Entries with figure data

※ ※ ※

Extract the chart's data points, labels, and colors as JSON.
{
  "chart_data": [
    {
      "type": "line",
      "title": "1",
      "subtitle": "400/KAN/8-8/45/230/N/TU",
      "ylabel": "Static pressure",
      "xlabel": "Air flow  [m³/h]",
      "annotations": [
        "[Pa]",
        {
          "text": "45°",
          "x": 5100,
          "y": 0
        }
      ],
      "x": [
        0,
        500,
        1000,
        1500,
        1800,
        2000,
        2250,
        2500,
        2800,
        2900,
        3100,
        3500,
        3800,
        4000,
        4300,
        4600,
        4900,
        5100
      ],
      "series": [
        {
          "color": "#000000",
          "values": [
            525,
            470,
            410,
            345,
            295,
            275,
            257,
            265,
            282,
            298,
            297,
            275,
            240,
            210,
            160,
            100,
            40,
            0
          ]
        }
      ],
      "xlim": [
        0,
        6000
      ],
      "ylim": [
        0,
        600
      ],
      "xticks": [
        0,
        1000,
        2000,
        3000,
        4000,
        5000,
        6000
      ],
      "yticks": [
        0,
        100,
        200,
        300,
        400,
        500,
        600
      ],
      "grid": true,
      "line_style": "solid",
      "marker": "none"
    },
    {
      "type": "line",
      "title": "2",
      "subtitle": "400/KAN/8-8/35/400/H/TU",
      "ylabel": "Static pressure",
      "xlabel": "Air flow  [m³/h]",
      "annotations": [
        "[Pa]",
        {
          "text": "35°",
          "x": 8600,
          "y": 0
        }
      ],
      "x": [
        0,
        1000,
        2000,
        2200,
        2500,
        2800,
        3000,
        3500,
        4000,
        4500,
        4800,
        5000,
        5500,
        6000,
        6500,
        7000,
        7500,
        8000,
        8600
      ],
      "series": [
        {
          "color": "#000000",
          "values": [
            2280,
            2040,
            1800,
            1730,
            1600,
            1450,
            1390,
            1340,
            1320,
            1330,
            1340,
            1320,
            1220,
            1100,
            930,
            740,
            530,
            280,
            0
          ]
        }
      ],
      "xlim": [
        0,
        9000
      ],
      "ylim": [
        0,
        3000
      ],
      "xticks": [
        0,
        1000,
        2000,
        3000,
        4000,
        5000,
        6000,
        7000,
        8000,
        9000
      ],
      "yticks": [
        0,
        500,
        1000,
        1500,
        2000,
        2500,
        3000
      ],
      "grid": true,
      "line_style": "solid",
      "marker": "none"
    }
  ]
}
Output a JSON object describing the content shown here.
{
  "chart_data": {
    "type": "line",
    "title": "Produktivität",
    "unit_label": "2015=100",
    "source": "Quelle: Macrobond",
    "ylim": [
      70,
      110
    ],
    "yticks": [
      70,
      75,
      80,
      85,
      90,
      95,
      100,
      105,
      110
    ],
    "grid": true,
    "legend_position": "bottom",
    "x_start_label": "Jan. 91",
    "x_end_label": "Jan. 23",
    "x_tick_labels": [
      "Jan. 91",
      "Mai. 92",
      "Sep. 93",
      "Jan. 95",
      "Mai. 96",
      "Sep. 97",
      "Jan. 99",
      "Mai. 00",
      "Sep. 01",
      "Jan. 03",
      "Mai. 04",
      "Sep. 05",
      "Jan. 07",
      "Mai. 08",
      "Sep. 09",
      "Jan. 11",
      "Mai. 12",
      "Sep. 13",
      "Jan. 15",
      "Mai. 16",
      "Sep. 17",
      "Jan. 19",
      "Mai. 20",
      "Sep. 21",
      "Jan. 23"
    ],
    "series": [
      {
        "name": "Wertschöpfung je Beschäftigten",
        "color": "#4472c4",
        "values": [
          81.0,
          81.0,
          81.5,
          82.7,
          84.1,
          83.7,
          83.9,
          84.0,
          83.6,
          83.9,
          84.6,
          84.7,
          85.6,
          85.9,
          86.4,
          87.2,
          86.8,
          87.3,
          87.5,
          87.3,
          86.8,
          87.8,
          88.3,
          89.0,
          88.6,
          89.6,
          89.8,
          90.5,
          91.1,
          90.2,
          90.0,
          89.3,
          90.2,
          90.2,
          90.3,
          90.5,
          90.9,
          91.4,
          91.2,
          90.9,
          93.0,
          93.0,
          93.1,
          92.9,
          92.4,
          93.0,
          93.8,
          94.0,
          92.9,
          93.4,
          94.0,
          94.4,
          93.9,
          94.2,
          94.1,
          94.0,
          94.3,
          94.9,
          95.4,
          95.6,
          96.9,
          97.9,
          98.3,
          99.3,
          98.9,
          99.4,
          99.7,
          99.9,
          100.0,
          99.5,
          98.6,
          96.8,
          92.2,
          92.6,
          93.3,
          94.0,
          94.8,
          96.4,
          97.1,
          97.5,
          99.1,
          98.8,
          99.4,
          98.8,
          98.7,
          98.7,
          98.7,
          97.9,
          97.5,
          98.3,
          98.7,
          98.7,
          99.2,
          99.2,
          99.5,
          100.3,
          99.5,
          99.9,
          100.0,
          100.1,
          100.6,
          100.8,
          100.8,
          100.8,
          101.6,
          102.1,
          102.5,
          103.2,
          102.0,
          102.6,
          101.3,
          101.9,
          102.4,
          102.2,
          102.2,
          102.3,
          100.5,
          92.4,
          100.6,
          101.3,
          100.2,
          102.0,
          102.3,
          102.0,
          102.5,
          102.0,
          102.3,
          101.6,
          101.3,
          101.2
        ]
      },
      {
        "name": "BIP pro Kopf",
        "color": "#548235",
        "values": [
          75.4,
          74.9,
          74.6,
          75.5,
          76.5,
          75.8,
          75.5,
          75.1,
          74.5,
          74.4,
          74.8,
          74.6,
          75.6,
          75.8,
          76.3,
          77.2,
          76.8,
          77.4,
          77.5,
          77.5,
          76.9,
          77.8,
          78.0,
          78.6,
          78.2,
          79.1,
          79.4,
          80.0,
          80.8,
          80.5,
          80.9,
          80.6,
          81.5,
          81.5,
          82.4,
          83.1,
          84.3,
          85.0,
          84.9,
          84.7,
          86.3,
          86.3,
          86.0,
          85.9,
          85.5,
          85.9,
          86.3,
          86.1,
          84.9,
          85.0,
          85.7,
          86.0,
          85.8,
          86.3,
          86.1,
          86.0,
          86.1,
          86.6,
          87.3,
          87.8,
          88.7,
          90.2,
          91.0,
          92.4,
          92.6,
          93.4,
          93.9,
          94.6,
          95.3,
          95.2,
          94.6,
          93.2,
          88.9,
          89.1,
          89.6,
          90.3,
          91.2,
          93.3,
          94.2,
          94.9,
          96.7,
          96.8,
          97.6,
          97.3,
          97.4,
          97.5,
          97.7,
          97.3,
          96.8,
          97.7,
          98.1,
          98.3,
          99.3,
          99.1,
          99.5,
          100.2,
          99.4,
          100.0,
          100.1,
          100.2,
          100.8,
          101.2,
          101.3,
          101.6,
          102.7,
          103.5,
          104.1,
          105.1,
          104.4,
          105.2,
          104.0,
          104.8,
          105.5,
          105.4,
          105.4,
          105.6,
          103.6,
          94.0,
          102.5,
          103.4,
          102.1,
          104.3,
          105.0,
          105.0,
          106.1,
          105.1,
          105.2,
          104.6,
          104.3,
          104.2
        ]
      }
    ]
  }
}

※ ※ ※

Goal: Print the material once more, exactly.

Final result:
Extract the chart's data points, labels, and colors as JSON.
{
  "chart_data": [
    {
      "type": "line",
      "title": "1",
      "subtitle": "400/KAN/8-8/45/230/N/TU",
      "ylabel": "Static pressure",
      "xlabel": "Air flow  [m³/h]",
      "annotations": [
        "[Pa]",
        {
          "text": "45°",
          "x": 5100,
          "y": 0
        }
      ],
      "x": [
        0,
        500,
        1000,
        1500,
        1800,
        2000,
        2250,
        2500,
        2800,
        2900,
        3100,
        3500,
        3800,
        4000,
        4300,
        4600,
        4900,
        5100
      ],
      "series": [
        {
          "color": "#000000",
          "values": [
            525,
            470,
            410,
            345,
            295,
            275,
            257,
            265,
            282,
            298,
            297,
            275,
            240,
            210,
            160,
            100,
            40,
            0
          ]
        }
      ],
      "xlim": [
        0,
        6000
      ],
      "ylim": [
        0,
        600
      ],
      "xticks": [
        0,
        1000,
        2000,
        3000,
        4000,
        5000,
        6000
      ],
      "yticks": [
        0,
        100,
        200,
        300,
        400,
        500,
        600
      ],
      "grid": true,
      "line_style": "solid",
      "marker": "none"
    },
    {
      "type": "line",
      "title": "2",
      "subtitle": "400/KAN/8-8/35/400/H/TU",
      "ylabel": "Static pressure",
      "xlabel": "Air flow  [m³/h]",
      "annotations": [
        "[Pa]",
        {
          "text": "35°",
          "x": 8600,
          "y": 0
        }
      ],
      "x": [
        0,
        1000,
        2000,
        2200,
        2500,
        2800,
        3000,
        3500,
        4000,
        4500,
        4800,
        5000,
        5500,
        6000,
        6500,
        7000,
        7500,
        8000,
        8600
      ],
      "series": [
        {
          "color": "#000000",
          "values": [
            2280,
            2040,
            1800,
            1730,
            1600,
            1450,
            1390,
            1340,
            1320,
            1330,
            1340,
            1320,
            1220,
            1100,
            930,
            740,
            530,
            280,
            0
          ]
        }
      ],
      "xlim": [
        0,
        9000
      ],
      "ylim": [
        0,
        3000
      ],
      "xticks": [
        0,
        1000,
        2000,
        3000,
        4000,
        5000,
        6000,
        7000,
        8000,
        9000
      ],
      "yticks": [
        0,
        500,
        1000,
        1500,
        2000,
        2500,
        3000
      ],
      "grid": true,
      "line_style": "solid",
      "marker": "none"
    }
  ]
}
Output a JSON object describing the content shown here.
{
  "chart_data": {
    "type": "line",
    "title": "Produktivität",
    "unit_label": "2015=100",
    "source": "Quelle: Macrobond",
    "ylim": [
      70,
      110
    ],
    "yticks": [
      70,
      75,
      80,
      85,
      90,
      95,
      100,
      105,
      110
    ],
    "grid": true,
    "legend_position": "bottom",
    "x_start_label": "Jan. 91",
    "x_end_label": "Jan. 23",
    "x_tick_labels": [
      "Jan. 91",
      "Mai. 92",
      "Sep. 93",
      "Jan. 95",
      "Mai. 96",
      "Sep. 97",
      "Jan. 99",
      "Mai. 00",
      "Sep. 01",
      "Jan. 03",
      "Mai. 04",
      "Sep. 05",
      "Jan. 07",
      "Mai. 08",
      "Sep. 09",
      "Jan. 11",
      "Mai. 12",
      "Sep. 13",
      "Jan. 15",
      "Mai. 16",
      "Sep. 17",
      "Jan. 19",
      "Mai. 20",
      "Sep. 21",
      "Jan. 23"
    ],
    "series": [
      {
        "name": "Wertschöpfung je Beschäftigten",
        "color": "#4472c4",
        "values": [
          81.0,
          81.0,
          81.5,
          82.7,
          84.1,
          83.7,
          83.9,
          84.0,
          83.6,
          83.9,
          84.6,
          84.7,
          85.6,
          85.9,
          86.4,
          87.2,
          86.8,
          87.3,
          87.5,
          87.3,
          86.8,
          87.8,
          88.3,
          89.0,
          88.6,
          89.6,
          89.8,
          90.5,
          91.1,
          90.2,
          90.0,
          89.3,
          90.2,
          90.2,
          90.3,
          90.5,
          90.9,
          91.4,
          91.2,
          90.9,
          93.0,
          93.0,
          93.1,
          92.9,
          92.4,
          93.0,
          93.8,
          94.0,
          92.9,
          93.4,
          94.0,
          94.4,
          93.9,
          94.2,
          94.1,
          94.0,
          94.3,
          94.9,
          95.4,
          95.6,
          96.9,
          97.9,
          98.3,
          99.3,
          98.9,
          99.4,
          99.7,
          99.9,
          100.0,
          99.5,
          98.6,
          96.8,
          92.2,
          92.6,
          93.3,
          94.0,
          94.8,
          96.4,
          97.1,
          97.5,
          99.1,
          98.8,
          99.4,
          98.8,
          98.7,
          98.7,
          98.7,
          97.9,
          97.5,
          98.3,
          98.7,
          98.7,
          99.2,
          99.2,
          99.5,
          100.3,
          99.5,
          99.9,
          100.0,
          100.1,
          100.6,
          100.8,
          100.8,
          100.8,
          101.6,
          102.1,
          102.5,
          103.2,
          102.0,
          102.6,
          101.3,
          101.9,
          102.4,
          102.2,
          102.2,
          102.3,
          100.5,
          92.4,
          100.6,
          101.3,
          100.2,
          102.0,
          102.3,
          102.0,
          102.5,
          102.0,
          102.3,
          101.6,
          101.3,
          101.2
        ]
      },
      {
        "name": "BIP pro Kopf",
        "color": "#548235",
        "values": [
          75.4,
          74.9,
          74.6,
          75.5,
          76.5,
          75.8,
          75.5,
          75.1,
          74.5,
          74.4,
          74.8,
          74.6,
          75.6,
          75.8,
          76.3,
          77.2,
          76.8,
          77.4,
          77.5,
          77.5,
          76.9,
          77.8,
          78.0,
          78.6,
          78.2,
          79.1,
          79.4,
          80.0,
          80.8,
          80.5,
          80.9,
          80.6,
          81.5,
          81.5,
          82.4,
          83.1,
          84.3,
          85.0,
          84.9,
          84.7,
          86.3,
          86.3,
          86.0,
          85.9,
          85.5,
          85.9,
          86.3,
          86.1,
          84.9,
          85.0,
          85.7,
          86.0,
          85.8,
          86.3,
          86.1,
          86.0,
          86.1,
          86.6,
          87.3,
          87.8,
          88.7,
          90.2,
          91.0,
          92.4,
          92.6,
          93.4,
          93.9,
          94.6,
          95.3,
          95.2,
          94.6,
          93.2,
          88.9,
          89.1,
          89.6,
          90.3,
          91.2,
          93.3,
          94.2,
          94.9,
          96.7,
          96.8,
          97.6,
          97.3,
          97.4,
          97.5,
          97.7,
          97.3,
          96.8,
          97.7,
          98.1,
          98.3,
          99.3,
          99.1,
          99.5,
          100.2,
          99.4,
          100.0,
          100.1,
          100.2,
          100.8,
          101.2,
          101.3,
          101.6,
          102.7,
          103.5,
          104.1,
          105.1,
          104.4,
          105.2,
          104.0,
          104.8,
          105.5,
          105.4,
          105.4,
          105.6,
          103.6,
          94.0,
          102.5,
          103.4,
          102.1,
          104.3,
          105.0,
          105.0,
          106.1,
          105.1,
          105.2,
          104.6,
          104.3,
          104.2
        ]
      }
    ]
  }
}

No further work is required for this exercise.